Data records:
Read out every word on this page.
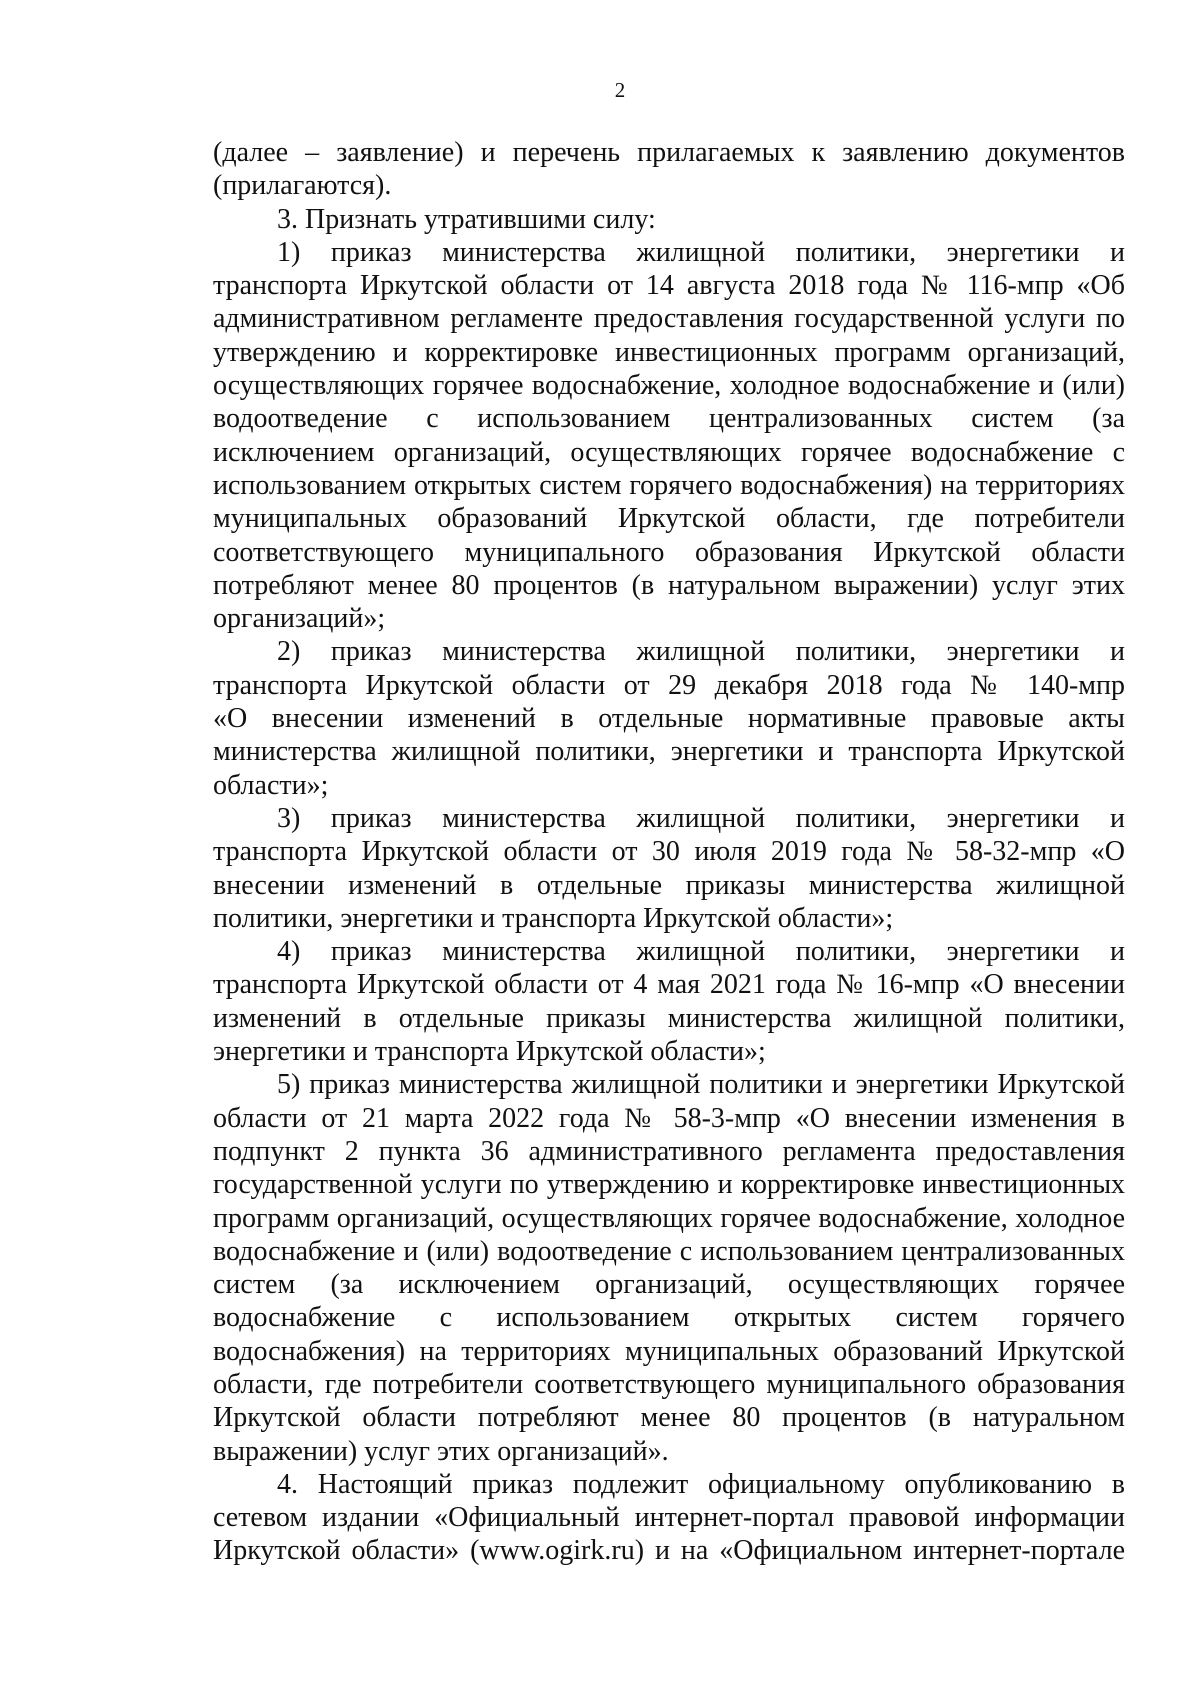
2
(далее – заявление) и перечень прилагаемых к заявлению документов
(прилагаются).
3. Признать утратившими силу:
1) приказ министерства жилищной политики, энергетики и
транспорта Иркутской области от 14 августа 2018 года № 116-мпр «Об
административном регламенте предоставления государственной услуги по
утверждению и корректировке инвестиционных программ организаций,
осуществляющих горячее водоснабжение, холодное водоснабжение и (или)
водоотведение с использованием централизованных систем (за
исключением организаций, осуществляющих горячее водоснабжение с
использованием открытых систем горячего водоснабжения) на территориях
муниципальных образований Иркутской области, где потребители
соответствующего муниципального образования Иркутской области
потребляют менее 80 процентов (в натуральном выражении) услуг этих
организаций»;
2) приказ министерства жилищной политики, энергетики и
транспорта Иркутской области от 29 декабря 2018 года № 140-мпр
«О внесении изменений в отдельные нормативные правовые акты
министерства жилищной политики, энергетики и транспорта Иркутской
области»;
3) приказ министерства жилищной политики, энергетики и
транспорта Иркутской области от 30 июля 2019 года № 58-32-мпр «О
внесении изменений в отдельные приказы министерства жилищной
политики, энергетики и транспорта Иркутской области»;
4) приказ министерства жилищной политики, энергетики и
транспорта Иркутской области от 4 мая 2021 года № 16-мпр «О внесении
изменений в отдельные приказы министерства жилищной политики,
энергетики и транспорта Иркутской области»;
5) приказ министерства жилищной политики и энергетики Иркутской
области от 21 марта 2022 года № 58-3-мпр «О внесении изменения в
подпункт 2 пункта 36 административного регламента предоставления
государственной услуги по утверждению и корректировке инвестиционных
программ организаций, осуществляющих горячее водоснабжение, холодное
водоснабжение и (или) водоотведение с использованием централизованных
систем (за исключением организаций, осуществляющих горячее
водоснабжение с использованием открытых систем горячего
водоснабжения) на территориях муниципальных образований Иркутской
области, где потребители соответствующего муниципального образования
Иркутской области потребляют менее 80 процентов (в натуральном
выражении) услуг этих организаций».
4. Настоящий приказ подлежит официальному опубликованию в
сетевом издании «Официальный интернет-портал правовой информации
Иркутской области» (www.ogirk.ru) и на «Официальном интернет-портале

WHAT YOU WILL DO:
Retype each line of the listing above word for word. Exclude the pictures.

TASK RESULT:
Read out every word on this page.
2
(далее – заявление) и перечень прилагаемых к заявлению документов
(прилагаются).
3. Признать утратившими силу:
1) приказ министерства жилищной политики, энергетики и
транспорта Иркутской области от 14 августа 2018 года № 116-мпр «Об
административном регламенте предоставления государственной услуги по
утверждению и корректировке инвестиционных программ организаций,
осуществляющих горячее водоснабжение, холодное водоснабжение и (или)
водоотведение с использованием централизованных систем (за
исключением организаций, осуществляющих горячее водоснабжение с
использованием открытых систем горячего водоснабжения) на территориях
муниципальных образований Иркутской области, где потребители
соответствующего муниципального образования Иркутской области
потребляют менее 80 процентов (в натуральном выражении) услуг этих
организаций»;
2) приказ министерства жилищной политики, энергетики и
транспорта Иркутской области от 29 декабря 2018 года № 140-мпр
«О внесении изменений в отдельные нормативные правовые акты
министерства жилищной политики, энергетики и транспорта Иркутской
области»;
3) приказ министерства жилищной политики, энергетики и
транспорта Иркутской области от 30 июля 2019 года № 58-32-мпр «О
внесении изменений в отдельные приказы министерства жилищной
политики, энергетики и транспорта Иркутской области»;
4) приказ министерства жилищной политики, энергетики и
транспорта Иркутской области от 4 мая 2021 года № 16-мпр «О внесении
изменений в отдельные приказы министерства жилищной политики,
энергетики и транспорта Иркутской области»;
5) приказ министерства жилищной политики и энергетики Иркутской
области от 21 марта 2022 года № 58-3-мпр «О внесении изменения в
подпункт 2 пункта 36 административного регламента предоставления
государственной услуги по утверждению и корректировке инвестиционных
программ организаций, осуществляющих горячее водоснабжение, холодное
водоснабжение и (или) водоотведение с использованием централизованных
систем (за исключением организаций, осуществляющих горячее
водоснабжение с использованием открытых систем горячего
водоснабжения) на территориях муниципальных образований Иркутской
области, где потребители соответствующего муниципального образования
Иркутской области потребляют менее 80 процентов (в натуральном
выражении) услуг этих организаций».
4. Настоящий приказ подлежит официальному опубликованию в
сетевом издании «Официальный интернет-портал правовой информации
Иркутской области» (www.ogirk.ru) и на «Официальном интернет-портале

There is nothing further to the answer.